[Entries with figure data]
_ _ _ _ _ _ _

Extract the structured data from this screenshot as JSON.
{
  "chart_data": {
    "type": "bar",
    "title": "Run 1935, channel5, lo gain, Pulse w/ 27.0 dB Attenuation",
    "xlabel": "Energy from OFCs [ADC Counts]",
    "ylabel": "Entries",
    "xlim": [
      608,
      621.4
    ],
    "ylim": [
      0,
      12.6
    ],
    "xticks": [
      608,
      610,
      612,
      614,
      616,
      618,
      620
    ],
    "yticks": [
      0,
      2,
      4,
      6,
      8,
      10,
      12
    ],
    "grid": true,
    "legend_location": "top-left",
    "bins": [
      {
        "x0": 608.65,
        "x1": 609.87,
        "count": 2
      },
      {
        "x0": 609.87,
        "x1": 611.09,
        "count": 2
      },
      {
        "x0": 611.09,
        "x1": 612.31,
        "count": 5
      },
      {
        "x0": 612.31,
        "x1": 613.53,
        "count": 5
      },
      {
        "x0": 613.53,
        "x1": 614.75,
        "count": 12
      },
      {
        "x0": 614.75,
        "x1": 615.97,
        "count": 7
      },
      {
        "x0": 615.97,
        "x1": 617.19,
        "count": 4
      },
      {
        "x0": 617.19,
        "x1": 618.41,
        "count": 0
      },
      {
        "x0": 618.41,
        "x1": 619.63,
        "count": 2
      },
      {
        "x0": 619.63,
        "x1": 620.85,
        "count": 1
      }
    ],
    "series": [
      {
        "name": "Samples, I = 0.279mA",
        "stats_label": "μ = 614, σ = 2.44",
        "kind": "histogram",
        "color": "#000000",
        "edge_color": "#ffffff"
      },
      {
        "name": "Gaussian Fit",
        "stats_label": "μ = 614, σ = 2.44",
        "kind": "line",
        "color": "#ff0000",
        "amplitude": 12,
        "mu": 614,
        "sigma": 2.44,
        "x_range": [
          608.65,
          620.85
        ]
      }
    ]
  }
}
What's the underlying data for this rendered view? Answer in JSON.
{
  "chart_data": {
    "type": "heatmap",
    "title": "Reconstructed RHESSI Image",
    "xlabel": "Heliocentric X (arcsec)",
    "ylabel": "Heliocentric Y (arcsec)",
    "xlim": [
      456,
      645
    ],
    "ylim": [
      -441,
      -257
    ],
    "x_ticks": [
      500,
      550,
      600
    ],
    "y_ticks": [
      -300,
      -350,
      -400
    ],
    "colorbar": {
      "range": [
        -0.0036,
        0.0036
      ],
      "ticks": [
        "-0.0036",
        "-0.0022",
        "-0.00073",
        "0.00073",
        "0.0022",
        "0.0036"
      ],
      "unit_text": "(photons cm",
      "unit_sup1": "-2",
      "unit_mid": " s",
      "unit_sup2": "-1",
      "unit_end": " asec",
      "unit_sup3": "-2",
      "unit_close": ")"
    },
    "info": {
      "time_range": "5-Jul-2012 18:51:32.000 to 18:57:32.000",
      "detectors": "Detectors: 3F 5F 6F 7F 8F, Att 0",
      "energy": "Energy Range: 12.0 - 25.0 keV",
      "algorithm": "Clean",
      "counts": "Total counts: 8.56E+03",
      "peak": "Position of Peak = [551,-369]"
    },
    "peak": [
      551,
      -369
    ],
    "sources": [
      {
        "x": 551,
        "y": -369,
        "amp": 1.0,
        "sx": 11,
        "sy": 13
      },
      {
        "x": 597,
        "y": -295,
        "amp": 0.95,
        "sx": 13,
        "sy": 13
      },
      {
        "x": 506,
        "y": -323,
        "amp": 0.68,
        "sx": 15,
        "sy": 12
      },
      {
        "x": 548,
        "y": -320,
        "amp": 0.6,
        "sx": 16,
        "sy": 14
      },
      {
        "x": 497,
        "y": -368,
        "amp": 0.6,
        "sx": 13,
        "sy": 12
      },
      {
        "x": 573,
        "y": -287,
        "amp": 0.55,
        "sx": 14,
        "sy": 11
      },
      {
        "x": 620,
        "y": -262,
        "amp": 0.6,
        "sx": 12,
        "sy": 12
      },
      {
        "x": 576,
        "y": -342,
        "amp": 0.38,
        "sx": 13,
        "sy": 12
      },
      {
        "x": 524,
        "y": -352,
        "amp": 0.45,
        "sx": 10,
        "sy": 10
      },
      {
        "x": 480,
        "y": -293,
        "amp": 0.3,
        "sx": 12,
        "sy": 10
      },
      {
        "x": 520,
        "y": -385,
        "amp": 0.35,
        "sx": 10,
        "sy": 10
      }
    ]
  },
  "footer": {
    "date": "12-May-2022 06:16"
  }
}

_ _ _ _ _ _ _

**REQUEST:**
Write down every line of the data above that includes the string "JSON".

**THE REPLY:**
Extract the structured data from this screenshot as JSON.
What's the underlying data for this rendered view? Answer in JSON.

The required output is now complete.